* _WHAT THE TASK ASKS_:
Read the records below and copy each line that contains "многоквартирного".

* _Data listing_:
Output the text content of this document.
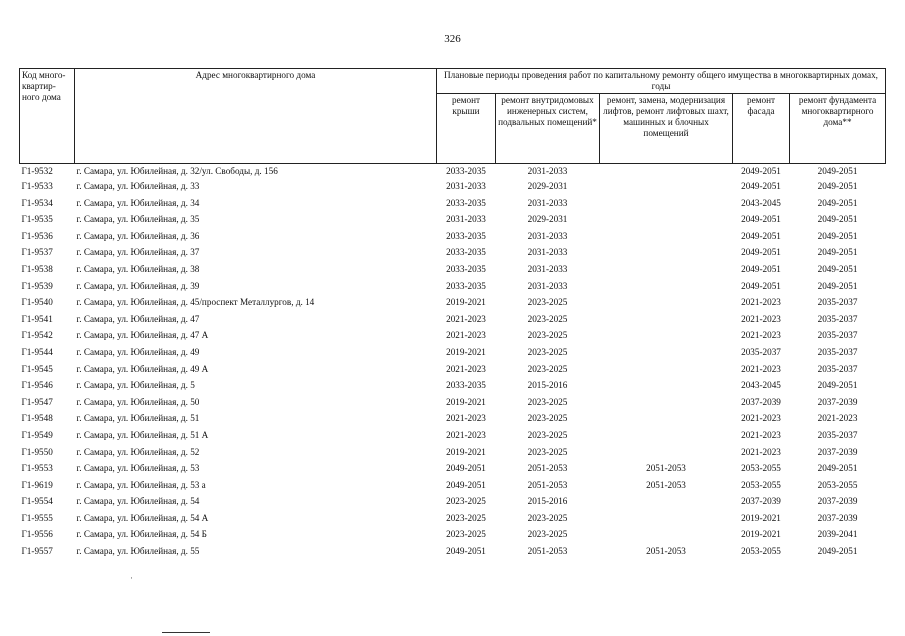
326
Код много-квартир-ного дома	Адрес многоквартирного дома	Плановые периоды проведения работ по капитальному ремонту общего имущества в многоквартирных домах, годы				
		ремонт крыши	ремонт внутридомовых инженерных систем, подвальных помещений*	ремонт, замена, модернизация лифтов, ремонт лифтовых шахт, машинных и блочных помещений	ремонт фасада	ремонт фундамента многоквартирного дома**
Г1-9532	г. Самара, ул. Юбилейная, д. 32/ул. Свободы, д. 156	2033-2035	2031-2033		2049-2051	2049-2051
Г1-9533	г. Самара, ул. Юбилейная, д. 33	2031-2033	2029-2031		2049-2051	2049-2051
Г1-9534	г. Самара, ул. Юбилейная, д. 34	2033-2035	2031-2033		2043-2045	2049-2051
Г1-9535	г. Самара, ул. Юбилейная, д. 35	2031-2033	2029-2031		2049-2051	2049-2051
Г1-9536	г. Самара, ул. Юбилейная, д. 36	2033-2035	2031-2033		2049-2051	2049-2051
Г1-9537	г. Самара, ул. Юбилейная, д. 37	2033-2035	2031-2033		2049-2051	2049-2051
Г1-9538	г. Самара, ул. Юбилейная, д. 38	2033-2035	2031-2033		2049-2051	2049-2051
Г1-9539	г. Самара, ул. Юбилейная, д. 39	2033-2035	2031-2033		2049-2051	2049-2051
Г1-9540	г. Самара, ул. Юбилейная, д. 45/проспект Металлургов, д. 14	2019-2021	2023-2025		2021-2023	2035-2037
Г1-9541	г. Самара, ул. Юбилейная, д. 47	2021-2023	2023-2025		2021-2023	2035-2037
Г1-9542	г. Самара, ул. Юбилейная, д. 47 А	2021-2023	2023-2025		2021-2023	2035-2037
Г1-9544	г. Самара, ул. Юбилейная, д. 49	2019-2021	2023-2025		2035-2037	2035-2037
Г1-9545	г. Самара, ул. Юбилейная, д. 49 А	2021-2023	2023-2025		2021-2023	2035-2037
Г1-9546	г. Самара, ул. Юбилейная, д. 5	2033-2035	2015-2016		2043-2045	2049-2051
Г1-9547	г. Самара, ул. Юбилейная, д. 50	2019-2021	2023-2025		2037-2039	2037-2039
Г1-9548	г. Самара, ул. Юбилейная, д. 51	2021-2023	2023-2025		2021-2023	2021-2023
Г1-9549	г. Самара, ул. Юбилейная, д. 51 А	2021-2023	2023-2025		2021-2023	2035-2037
Г1-9550	г. Самара, ул. Юбилейная, д. 52	2019-2021	2023-2025		2021-2023	2037-2039
Г1-9553	г. Самара, ул. Юбилейная, д. 53	2049-2051	2051-2053	2051-2053	2053-2055	2049-2051
Г1-9619	г. Самара, ул. Юбилейная, д. 53 а	2049-2051	2051-2053	2051-2053	2053-2055	2053-2055
Г1-9554	г. Самара, ул. Юбилейная, д. 54	2023-2025	2015-2016		2037-2039	2037-2039
Г1-9555	г. Самара, ул. Юбилейная, д. 54 А	2023-2025	2023-2025		2019-2021	2037-2039
Г1-9556	г. Самара, ул. Юбилейная, д. 54 Б	2023-2025	2023-2025		2019-2021	2039-2041
Г1-9557	г. Самара, ул. Юбилейная, д. 55	2049-2051	2051-2053	2051-2053	2053-2055	2049-2051
·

* _EXPECTED ANSWER_:
Код много-квартир-ного дома	Адрес многоквартирного дома	Плановые периоды проведения работ по капитальному ремонту общего имущества в многоквартирных домах, годы				
		ремонт крыши	ремонт внутридомовых инженерных систем, подвальных помещений*	ремонт, замена, модернизация лифтов, ремонт лифтовых шахт, машинных и блочных помещений	ремонт фасада	ремонт фундамента многоквартирного дома**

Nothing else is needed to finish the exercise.